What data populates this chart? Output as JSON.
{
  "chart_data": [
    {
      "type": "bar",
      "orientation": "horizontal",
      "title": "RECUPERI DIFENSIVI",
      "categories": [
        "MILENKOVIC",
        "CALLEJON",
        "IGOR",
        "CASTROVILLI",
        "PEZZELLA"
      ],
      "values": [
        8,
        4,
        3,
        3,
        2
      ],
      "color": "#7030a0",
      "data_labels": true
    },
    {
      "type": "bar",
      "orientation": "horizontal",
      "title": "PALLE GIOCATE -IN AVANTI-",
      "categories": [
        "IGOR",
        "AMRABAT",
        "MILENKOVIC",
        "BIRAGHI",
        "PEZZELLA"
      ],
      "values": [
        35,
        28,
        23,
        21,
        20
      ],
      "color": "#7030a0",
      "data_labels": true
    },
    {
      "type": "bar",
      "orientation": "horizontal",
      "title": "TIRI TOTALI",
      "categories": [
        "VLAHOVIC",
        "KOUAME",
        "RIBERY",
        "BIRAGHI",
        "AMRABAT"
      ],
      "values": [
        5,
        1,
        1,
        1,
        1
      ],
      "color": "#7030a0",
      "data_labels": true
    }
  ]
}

=-=-=

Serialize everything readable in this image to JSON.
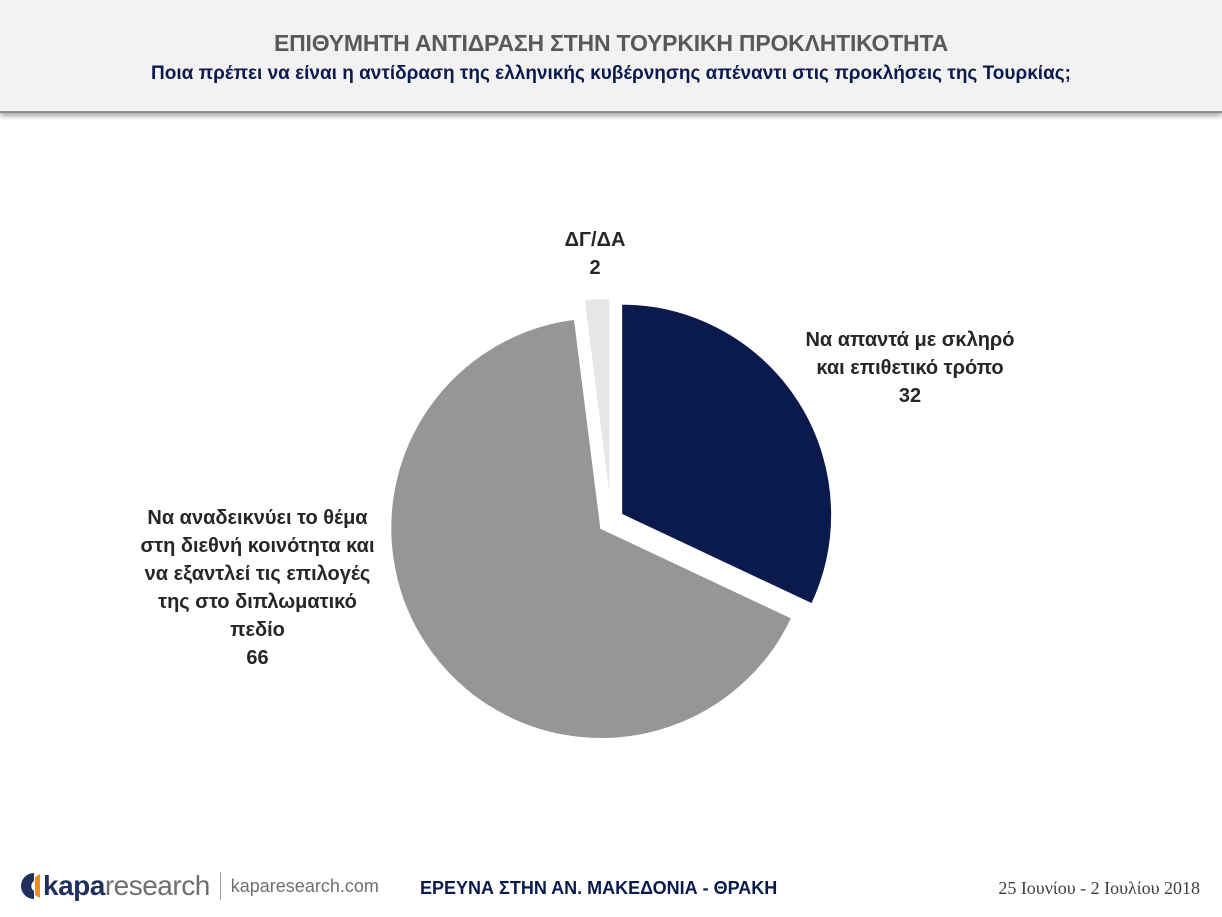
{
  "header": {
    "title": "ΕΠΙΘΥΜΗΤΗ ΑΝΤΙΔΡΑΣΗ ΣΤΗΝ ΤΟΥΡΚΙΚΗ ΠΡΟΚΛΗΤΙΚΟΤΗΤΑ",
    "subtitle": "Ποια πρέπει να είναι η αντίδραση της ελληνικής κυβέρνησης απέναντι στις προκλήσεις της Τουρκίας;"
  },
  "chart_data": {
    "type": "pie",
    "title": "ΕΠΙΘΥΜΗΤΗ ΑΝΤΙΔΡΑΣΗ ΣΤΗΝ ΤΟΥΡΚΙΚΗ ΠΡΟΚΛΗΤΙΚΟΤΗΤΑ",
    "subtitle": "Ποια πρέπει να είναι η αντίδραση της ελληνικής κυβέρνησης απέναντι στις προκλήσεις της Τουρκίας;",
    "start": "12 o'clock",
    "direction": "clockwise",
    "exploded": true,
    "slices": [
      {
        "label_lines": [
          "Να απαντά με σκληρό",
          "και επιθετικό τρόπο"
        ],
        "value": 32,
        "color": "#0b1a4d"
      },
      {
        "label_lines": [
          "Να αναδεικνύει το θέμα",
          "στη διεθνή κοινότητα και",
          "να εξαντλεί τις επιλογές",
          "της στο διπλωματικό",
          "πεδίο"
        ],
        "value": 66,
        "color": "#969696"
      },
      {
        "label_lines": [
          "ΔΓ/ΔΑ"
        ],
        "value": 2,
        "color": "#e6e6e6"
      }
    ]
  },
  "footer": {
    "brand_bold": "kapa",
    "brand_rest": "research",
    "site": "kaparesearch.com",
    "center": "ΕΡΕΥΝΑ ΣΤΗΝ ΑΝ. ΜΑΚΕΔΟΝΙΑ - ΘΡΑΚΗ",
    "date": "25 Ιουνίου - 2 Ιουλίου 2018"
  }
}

=-=-=

■ **Set problem**:
How many lines of the data contain the word "ελληνικής"? Answer with the number alone.

■ **Answer to this problem**:
2